↓

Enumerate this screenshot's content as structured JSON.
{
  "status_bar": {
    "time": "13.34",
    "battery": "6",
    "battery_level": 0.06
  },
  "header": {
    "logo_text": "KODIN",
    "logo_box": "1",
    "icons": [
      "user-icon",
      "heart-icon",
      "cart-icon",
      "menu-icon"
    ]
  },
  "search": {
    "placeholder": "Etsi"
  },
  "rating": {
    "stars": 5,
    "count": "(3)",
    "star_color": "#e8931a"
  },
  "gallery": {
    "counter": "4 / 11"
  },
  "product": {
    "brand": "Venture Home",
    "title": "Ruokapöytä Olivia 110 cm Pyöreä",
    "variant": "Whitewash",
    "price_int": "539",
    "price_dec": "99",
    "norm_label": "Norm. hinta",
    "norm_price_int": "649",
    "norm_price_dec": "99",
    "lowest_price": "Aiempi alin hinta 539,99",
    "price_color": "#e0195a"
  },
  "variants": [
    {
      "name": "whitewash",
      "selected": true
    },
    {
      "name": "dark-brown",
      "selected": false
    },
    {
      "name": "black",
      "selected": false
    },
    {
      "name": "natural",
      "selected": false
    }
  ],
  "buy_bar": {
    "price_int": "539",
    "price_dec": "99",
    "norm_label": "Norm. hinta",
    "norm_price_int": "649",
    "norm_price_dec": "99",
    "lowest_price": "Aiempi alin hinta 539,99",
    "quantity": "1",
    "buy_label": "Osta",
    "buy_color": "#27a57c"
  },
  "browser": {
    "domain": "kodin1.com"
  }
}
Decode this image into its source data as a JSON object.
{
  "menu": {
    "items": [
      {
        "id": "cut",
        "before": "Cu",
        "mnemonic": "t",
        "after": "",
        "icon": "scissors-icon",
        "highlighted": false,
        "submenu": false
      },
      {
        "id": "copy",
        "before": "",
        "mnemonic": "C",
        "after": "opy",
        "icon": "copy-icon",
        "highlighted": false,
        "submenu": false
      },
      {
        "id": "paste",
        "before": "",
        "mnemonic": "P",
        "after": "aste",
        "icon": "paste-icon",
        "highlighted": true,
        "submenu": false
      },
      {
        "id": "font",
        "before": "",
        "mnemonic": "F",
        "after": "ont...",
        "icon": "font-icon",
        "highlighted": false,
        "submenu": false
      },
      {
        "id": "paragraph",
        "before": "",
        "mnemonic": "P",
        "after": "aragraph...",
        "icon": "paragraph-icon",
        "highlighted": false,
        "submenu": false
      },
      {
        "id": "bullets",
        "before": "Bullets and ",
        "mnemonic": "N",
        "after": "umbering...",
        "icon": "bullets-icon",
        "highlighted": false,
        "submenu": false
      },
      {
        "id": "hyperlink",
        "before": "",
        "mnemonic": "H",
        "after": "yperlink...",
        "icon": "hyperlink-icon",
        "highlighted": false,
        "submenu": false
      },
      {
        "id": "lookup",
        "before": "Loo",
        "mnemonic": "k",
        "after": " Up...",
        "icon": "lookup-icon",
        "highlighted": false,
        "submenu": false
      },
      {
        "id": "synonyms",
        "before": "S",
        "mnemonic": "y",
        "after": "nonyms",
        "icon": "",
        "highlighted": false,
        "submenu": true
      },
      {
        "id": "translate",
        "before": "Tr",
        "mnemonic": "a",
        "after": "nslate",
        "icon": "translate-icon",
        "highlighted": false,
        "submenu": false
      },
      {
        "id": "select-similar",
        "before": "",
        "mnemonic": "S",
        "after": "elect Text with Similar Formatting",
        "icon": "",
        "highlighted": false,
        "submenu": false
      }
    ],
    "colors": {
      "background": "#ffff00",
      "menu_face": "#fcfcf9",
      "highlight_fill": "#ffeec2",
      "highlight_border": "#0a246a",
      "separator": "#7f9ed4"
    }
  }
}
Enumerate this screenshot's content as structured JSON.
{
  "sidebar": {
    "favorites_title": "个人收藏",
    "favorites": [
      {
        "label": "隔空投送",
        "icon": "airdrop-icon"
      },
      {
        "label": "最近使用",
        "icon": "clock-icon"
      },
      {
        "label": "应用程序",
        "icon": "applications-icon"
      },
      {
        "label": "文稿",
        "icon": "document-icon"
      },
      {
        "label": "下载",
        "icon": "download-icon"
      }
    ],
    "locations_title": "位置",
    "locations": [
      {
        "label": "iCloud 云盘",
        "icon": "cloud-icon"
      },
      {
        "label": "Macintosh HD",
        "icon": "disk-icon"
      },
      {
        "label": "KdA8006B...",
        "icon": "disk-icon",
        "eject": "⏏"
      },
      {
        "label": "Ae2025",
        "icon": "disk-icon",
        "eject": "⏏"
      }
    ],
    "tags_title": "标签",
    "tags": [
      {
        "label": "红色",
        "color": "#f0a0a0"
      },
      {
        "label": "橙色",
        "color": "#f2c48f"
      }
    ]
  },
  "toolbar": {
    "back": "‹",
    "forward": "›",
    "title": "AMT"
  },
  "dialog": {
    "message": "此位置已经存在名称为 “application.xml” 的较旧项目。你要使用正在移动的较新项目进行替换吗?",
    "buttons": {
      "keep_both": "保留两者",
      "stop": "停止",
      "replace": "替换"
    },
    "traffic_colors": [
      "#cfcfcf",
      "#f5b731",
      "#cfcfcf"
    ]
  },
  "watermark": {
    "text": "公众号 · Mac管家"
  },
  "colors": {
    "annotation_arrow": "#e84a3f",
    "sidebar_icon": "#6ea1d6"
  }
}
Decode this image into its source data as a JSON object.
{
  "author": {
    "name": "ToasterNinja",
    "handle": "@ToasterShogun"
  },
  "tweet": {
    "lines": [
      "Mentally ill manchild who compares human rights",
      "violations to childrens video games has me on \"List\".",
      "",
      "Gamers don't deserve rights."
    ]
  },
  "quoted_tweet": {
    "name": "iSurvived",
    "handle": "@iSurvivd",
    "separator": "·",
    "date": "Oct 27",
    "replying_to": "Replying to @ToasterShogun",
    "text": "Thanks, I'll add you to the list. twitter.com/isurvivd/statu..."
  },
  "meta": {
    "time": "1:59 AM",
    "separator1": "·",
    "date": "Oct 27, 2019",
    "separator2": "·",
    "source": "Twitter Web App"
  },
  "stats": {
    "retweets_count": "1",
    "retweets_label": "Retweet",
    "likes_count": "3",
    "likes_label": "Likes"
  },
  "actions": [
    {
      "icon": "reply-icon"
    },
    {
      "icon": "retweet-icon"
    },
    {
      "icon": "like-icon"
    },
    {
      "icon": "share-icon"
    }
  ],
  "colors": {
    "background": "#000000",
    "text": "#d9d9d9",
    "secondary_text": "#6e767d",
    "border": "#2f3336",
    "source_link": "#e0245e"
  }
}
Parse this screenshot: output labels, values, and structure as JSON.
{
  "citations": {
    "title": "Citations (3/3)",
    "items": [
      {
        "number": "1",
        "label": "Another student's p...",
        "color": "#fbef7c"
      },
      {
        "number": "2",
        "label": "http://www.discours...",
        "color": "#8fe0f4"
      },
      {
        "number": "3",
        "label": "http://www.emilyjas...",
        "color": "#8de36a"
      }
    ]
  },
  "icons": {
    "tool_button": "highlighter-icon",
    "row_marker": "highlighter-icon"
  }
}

↑

Aim of the exercise: Return the entries in full, keeping every line exactly as it is.

Exercise result:
Enumerate this screenshot's content as structured JSON.
{
  "status_bar": {
    "time": "13.34",
    "battery": "6",
    "battery_level": 0.06
  },
  "header": {
    "logo_text": "KODIN",
    "logo_box": "1",
    "icons": [
      "user-icon",
      "heart-icon",
      "cart-icon",
      "menu-icon"
    ]
  },
  "search": {
    "placeholder": "Etsi"
  },
  "rating": {
    "stars": 5,
    "count": "(3)",
    "star_color": "#e8931a"
  },
  "gallery": {
    "counter": "4 / 11"
  },
  "product": {
    "brand": "Venture Home",
    "title": "Ruokapöytä Olivia 110 cm Pyöreä",
    "variant": "Whitewash",
    "price_int": "539",
    "price_dec": "99",
    "norm_label": "Norm. hinta",
    "norm_price_int": "649",
    "norm_price_dec": "99",
    "lowest_price": "Aiempi alin hinta 539,99",
    "price_color": "#e0195a"
  },
  "variants": [
    {
      "name": "whitewash",
      "selected": true
    },
    {
      "name": "dark-brown",
      "selected": false
    },
    {
      "name": "black",
      "selected": false
    },
    {
      "name": "natural",
      "selected": false
    }
  ],
  "buy_bar": {
    "price_int": "539",
    "price_dec": "99",
    "norm_label": "Norm. hinta",
    "norm_price_int": "649",
    "norm_price_dec": "99",
    "lowest_price": "Aiempi alin hinta 539,99",
    "quantity": "1",
    "buy_label": "Osta",
    "buy_color": "#27a57c"
  },
  "browser": {
    "domain": "kodin1.com"
  }
}
Decode this image into its source data as a JSON object.
{
  "menu": {
    "items": [
      {
        "id": "cut",
        "before": "Cu",
        "mnemonic": "t",
        "after": "",
        "icon": "scissors-icon",
        "highlighted": false,
        "submenu": false
      },
      {
        "id": "copy",
        "before": "",
        "mnemonic": "C",
        "after": "opy",
        "icon": "copy-icon",
        "highlighted": false,
        "submenu": false
      },
      {
        "id": "paste",
        "before": "",
        "mnemonic": "P",
        "after": "aste",
        "icon": "paste-icon",
        "highlighted": true,
        "submenu": false
      },
      {
        "id": "font",
        "before": "",
        "mnemonic": "F",
        "after": "ont...",
        "icon": "font-icon",
        "highlighted": false,
        "submenu": false
      },
      {
        "id": "paragraph",
        "before": "",
        "mnemonic": "P",
        "after": "aragraph...",
        "icon": "paragraph-icon",
        "highlighted": false,
        "submenu": false
      },
      {
        "id": "bullets",
        "before": "Bullets and ",
        "mnemonic": "N",
        "after": "umbering...",
        "icon": "bullets-icon",
        "highlighted": false,
        "submenu": false
      },
      {
        "id": "hyperlink",
        "before": "",
        "mnemonic": "H",
        "after": "yperlink...",
        "icon": "hyperlink-icon",
        "highlighted": false,
        "submenu": false
      },
      {
        "id": "lookup",
        "before": "Loo",
        "mnemonic": "k",
        "after": " Up...",
        "icon": "lookup-icon",
        "highlighted": false,
        "submenu": false
      },
      {
        "id": "synonyms",
        "before": "S",
        "mnemonic": "y",
        "after": "nonyms",
        "icon": "",
        "highlighted": false,
        "submenu": true
      },
      {
        "id": "translate",
        "before": "Tr",
        "mnemonic": "a",
        "after": "nslate",
        "icon": "translate-icon",
        "highlighted": false,
        "submenu": false
      },
      {
        "id": "select-similar",
        "before": "",
        "mnemonic": "S",
        "after": "elect Text with Similar Formatting",
        "icon": "",
        "highlighted": false,
        "submenu": false
      }
    ],
    "colors": {
      "background": "#ffff00",
      "menu_face": "#fcfcf9",
      "highlight_fill": "#ffeec2",
      "highlight_border": "#0a246a",
      "separator": "#7f9ed4"
    }
  }
}
Enumerate this screenshot's content as structured JSON.
{
  "sidebar": {
    "favorites_title": "个人收藏",
    "favorites": [
      {
        "label": "隔空投送",
        "icon": "airdrop-icon"
      },
      {
        "label": "最近使用",
        "icon": "clock-icon"
      },
      {
        "label": "应用程序",
        "icon": "applications-icon"
      },
      {
        "label": "文稿",
        "icon": "document-icon"
      },
      {
        "label": "下载",
        "icon": "download-icon"
      }
    ],
    "locations_title": "位置",
    "locations": [
      {
        "label": "iCloud 云盘",
        "icon": "cloud-icon"
      },
      {
        "label": "Macintosh HD",
        "icon": "disk-icon"
      },
      {
        "label": "KdA8006B...",
        "icon": "disk-icon",
        "eject": "⏏"
      },
      {
        "label": "Ae2025",
        "icon": "disk-icon",
        "eject": "⏏"
      }
    ],
    "tags_title": "标签",
    "tags": [
      {
        "label": "红色",
        "color": "#f0a0a0"
      },
      {
        "label": "橙色",
        "color": "#f2c48f"
      }
    ]
  },
  "toolbar": {
    "back": "‹",
    "forward": "›",
    "title": "AMT"
  },
  "dialog": {
    "message": "此位置已经存在名称为 “application.xml” 的较旧项目。你要使用正在移动的较新项目进行替换吗?",
    "buttons": {
      "keep_both": "保留两者",
      "stop": "停止",
      "replace": "替换"
    },
    "traffic_colors": [
      "#cfcfcf",
      "#f5b731",
      "#cfcfcf"
    ]
  },
  "watermark": {
    "text": "公众号 · Mac管家"
  },
  "colors": {
    "annotation_arrow": "#e84a3f",
    "sidebar_icon": "#6ea1d6"
  }
}
Decode this image into its source data as a JSON object.
{
  "author": {
    "name": "ToasterNinja",
    "handle": "@ToasterShogun"
  },
  "tweet": {
    "lines": [
      "Mentally ill manchild who compares human rights",
      "violations to childrens video games has me on \"List\".",
      "",
      "Gamers don't deserve rights."
    ]
  },
  "quoted_tweet": {
    "name": "iSurvived",
    "handle": "@iSurvivd",
    "separator": "·",
    "date": "Oct 27",
    "replying_to": "Replying to @ToasterShogun",
    "text": "Thanks, I'll add you to the list. twitter.com/isurvivd/statu..."
  },
  "meta": {
    "time": "1:59 AM",
    "separator1": "·",
    "date": "Oct 27, 2019",
    "separator2": "·",
    "source": "Twitter Web App"
  },
  "stats": {
    "retweets_count": "1",
    "retweets_label": "Retweet",
    "likes_count": "3",
    "likes_label": "Likes"
  },
  "actions": [
    {
      "icon": "reply-icon"
    },
    {
      "icon": "retweet-icon"
    },
    {
      "icon": "like-icon"
    },
    {
      "icon": "share-icon"
    }
  ],
  "colors": {
    "background": "#000000",
    "text": "#d9d9d9",
    "secondary_text": "#6e767d",
    "border": "#2f3336",
    "source_link": "#e0245e"
  }
}
Parse this screenshot: output labels, values, and structure as JSON.
{
  "citations": {
    "title": "Citations (3/3)",
    "items": [
      {
        "number": "1",
        "label": "Another student's p...",
        "color": "#fbef7c"
      },
      {
        "number": "2",
        "label": "http://www.discours...",
        "color": "#8fe0f4"
      },
      {
        "number": "3",
        "label": "http://www.emilyjas...",
        "color": "#8de36a"
      }
    ]
  },
  "icons": {
    "tool_button": "highlighter-icon",
    "row_marker": "highlighter-icon"
  }
}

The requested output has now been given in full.